Instructions for the task: Search the records below for the word "name". Pull out each line that has it.
START Extracted material
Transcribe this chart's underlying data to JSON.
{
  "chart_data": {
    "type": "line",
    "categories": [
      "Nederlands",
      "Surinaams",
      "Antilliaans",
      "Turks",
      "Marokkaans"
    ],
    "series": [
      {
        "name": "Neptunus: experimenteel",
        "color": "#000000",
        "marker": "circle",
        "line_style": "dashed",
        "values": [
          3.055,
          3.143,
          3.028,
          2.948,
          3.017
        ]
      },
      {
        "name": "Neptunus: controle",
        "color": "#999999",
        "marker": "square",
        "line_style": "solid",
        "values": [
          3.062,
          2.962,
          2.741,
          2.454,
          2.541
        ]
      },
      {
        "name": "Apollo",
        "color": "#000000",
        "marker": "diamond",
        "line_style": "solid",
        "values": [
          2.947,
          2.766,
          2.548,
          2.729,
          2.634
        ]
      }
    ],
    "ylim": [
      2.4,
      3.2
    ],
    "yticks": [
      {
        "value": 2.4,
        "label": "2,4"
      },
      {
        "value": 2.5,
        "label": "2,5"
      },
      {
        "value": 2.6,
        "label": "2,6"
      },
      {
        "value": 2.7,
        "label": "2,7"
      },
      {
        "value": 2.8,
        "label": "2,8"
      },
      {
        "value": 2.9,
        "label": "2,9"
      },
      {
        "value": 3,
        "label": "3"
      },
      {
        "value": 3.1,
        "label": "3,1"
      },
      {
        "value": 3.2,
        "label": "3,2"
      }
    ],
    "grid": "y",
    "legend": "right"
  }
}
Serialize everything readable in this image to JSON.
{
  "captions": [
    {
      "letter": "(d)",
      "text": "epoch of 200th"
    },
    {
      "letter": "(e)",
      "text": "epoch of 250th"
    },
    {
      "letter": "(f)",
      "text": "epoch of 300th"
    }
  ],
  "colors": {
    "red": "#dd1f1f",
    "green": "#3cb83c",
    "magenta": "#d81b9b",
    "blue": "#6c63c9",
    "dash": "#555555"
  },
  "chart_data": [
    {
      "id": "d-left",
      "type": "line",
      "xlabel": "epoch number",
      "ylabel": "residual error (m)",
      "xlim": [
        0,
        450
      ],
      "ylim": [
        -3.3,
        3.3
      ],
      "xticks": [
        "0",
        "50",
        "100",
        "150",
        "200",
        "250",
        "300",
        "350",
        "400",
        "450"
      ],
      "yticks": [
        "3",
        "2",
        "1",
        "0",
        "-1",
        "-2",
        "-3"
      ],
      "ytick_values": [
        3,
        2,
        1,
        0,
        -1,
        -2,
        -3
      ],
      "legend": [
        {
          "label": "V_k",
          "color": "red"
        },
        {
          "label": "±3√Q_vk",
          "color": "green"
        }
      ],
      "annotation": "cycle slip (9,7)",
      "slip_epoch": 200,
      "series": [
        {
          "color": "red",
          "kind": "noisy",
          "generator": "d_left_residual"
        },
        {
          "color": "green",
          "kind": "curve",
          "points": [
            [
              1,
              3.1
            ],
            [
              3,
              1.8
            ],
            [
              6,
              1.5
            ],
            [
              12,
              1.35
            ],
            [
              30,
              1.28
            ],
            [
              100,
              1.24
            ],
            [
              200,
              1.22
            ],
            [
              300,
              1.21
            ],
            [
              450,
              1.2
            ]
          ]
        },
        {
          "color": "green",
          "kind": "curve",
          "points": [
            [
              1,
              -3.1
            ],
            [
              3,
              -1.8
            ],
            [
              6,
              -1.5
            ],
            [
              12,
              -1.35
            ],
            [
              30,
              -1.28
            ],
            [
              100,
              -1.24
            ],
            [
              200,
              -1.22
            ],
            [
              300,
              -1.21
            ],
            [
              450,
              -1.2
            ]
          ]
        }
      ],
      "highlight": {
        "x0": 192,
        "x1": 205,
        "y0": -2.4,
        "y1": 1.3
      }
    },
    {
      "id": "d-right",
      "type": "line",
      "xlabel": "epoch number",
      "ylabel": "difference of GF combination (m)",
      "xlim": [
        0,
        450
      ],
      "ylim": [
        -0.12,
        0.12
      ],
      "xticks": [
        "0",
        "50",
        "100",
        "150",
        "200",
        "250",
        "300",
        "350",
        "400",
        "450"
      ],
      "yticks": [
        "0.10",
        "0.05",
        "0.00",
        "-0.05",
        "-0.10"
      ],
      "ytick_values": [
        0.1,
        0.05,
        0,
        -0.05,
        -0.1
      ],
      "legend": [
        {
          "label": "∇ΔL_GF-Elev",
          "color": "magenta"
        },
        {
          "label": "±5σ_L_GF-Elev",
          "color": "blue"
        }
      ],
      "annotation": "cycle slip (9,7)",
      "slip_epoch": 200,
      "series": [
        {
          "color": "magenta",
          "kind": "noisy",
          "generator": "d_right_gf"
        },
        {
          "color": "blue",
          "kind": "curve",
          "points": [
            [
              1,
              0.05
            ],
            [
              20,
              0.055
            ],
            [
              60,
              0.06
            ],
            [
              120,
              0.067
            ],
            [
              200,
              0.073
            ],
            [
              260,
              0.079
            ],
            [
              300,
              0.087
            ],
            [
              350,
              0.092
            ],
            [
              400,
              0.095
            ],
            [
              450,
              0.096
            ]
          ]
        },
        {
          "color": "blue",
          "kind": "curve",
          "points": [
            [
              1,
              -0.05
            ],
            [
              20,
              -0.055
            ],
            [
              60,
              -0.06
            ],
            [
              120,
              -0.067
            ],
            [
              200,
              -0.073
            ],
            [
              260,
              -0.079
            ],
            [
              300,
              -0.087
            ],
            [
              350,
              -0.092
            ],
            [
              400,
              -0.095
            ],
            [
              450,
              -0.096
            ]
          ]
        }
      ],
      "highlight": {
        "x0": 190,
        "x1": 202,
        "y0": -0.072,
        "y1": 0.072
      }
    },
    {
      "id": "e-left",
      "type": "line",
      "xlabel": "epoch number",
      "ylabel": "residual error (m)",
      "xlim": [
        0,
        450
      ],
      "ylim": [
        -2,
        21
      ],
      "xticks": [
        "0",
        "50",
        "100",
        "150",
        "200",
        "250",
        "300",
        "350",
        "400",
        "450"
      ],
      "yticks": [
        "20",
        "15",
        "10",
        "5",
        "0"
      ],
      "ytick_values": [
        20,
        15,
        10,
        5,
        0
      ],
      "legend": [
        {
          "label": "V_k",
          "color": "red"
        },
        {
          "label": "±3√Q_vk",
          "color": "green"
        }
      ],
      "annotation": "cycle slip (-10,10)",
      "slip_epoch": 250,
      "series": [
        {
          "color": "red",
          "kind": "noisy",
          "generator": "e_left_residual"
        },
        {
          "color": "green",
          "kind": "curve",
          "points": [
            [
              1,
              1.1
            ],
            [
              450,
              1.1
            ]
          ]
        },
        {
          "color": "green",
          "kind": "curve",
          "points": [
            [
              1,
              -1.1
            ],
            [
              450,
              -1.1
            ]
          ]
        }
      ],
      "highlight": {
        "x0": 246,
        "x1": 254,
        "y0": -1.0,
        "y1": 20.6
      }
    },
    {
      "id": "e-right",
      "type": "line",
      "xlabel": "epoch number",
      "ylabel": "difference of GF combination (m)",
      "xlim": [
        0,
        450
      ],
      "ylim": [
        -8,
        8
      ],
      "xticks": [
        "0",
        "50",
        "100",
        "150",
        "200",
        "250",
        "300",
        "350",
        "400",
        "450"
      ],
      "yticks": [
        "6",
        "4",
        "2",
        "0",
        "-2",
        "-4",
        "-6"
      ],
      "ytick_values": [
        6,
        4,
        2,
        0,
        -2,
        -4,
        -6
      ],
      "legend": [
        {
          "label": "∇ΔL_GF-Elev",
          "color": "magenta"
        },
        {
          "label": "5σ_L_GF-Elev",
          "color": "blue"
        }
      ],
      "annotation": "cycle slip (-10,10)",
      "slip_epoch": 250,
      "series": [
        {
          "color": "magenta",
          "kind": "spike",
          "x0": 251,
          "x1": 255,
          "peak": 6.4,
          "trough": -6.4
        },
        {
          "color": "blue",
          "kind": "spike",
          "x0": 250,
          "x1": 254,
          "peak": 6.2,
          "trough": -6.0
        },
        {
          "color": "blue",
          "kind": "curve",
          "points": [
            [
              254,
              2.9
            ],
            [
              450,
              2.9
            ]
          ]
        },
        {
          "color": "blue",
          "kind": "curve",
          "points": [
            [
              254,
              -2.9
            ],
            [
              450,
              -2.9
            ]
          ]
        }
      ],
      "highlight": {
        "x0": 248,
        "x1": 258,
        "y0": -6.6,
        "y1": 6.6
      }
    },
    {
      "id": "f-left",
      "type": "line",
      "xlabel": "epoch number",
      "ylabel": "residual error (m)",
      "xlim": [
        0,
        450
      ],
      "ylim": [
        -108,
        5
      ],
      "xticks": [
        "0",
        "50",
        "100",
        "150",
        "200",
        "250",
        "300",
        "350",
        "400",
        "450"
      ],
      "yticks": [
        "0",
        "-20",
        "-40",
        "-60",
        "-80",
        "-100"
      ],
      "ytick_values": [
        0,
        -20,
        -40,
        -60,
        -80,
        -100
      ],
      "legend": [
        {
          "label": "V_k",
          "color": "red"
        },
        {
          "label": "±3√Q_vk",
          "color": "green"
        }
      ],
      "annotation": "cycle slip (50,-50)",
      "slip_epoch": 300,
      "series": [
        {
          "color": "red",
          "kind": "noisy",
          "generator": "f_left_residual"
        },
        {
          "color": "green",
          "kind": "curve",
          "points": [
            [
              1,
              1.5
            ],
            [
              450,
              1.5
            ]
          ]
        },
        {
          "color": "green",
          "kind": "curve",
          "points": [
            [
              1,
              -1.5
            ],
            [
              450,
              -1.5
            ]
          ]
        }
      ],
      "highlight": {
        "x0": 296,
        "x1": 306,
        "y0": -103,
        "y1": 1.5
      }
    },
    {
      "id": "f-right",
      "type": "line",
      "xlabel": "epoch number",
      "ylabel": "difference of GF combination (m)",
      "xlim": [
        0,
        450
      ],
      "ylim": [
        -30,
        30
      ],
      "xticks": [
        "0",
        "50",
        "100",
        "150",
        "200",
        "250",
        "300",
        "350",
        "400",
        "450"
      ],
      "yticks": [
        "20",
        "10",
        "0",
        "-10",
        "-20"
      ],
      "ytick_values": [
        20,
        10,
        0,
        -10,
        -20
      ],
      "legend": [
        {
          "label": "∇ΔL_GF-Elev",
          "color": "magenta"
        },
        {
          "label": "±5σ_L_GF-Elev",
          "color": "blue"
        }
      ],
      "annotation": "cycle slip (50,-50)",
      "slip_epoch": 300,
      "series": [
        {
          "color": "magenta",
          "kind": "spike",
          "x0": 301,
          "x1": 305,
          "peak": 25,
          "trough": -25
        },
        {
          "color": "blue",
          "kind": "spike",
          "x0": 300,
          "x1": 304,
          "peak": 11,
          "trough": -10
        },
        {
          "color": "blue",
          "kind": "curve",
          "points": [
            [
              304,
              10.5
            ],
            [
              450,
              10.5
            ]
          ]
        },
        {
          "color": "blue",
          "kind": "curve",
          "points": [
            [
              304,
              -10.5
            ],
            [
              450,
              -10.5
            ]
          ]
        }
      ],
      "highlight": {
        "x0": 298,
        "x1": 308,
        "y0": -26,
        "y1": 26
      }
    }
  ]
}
END Extracted material
Task solution:
        "name": "Neptunus: experimenteel",
        "name": "Neptunus: controle",
        "name": "Apollo",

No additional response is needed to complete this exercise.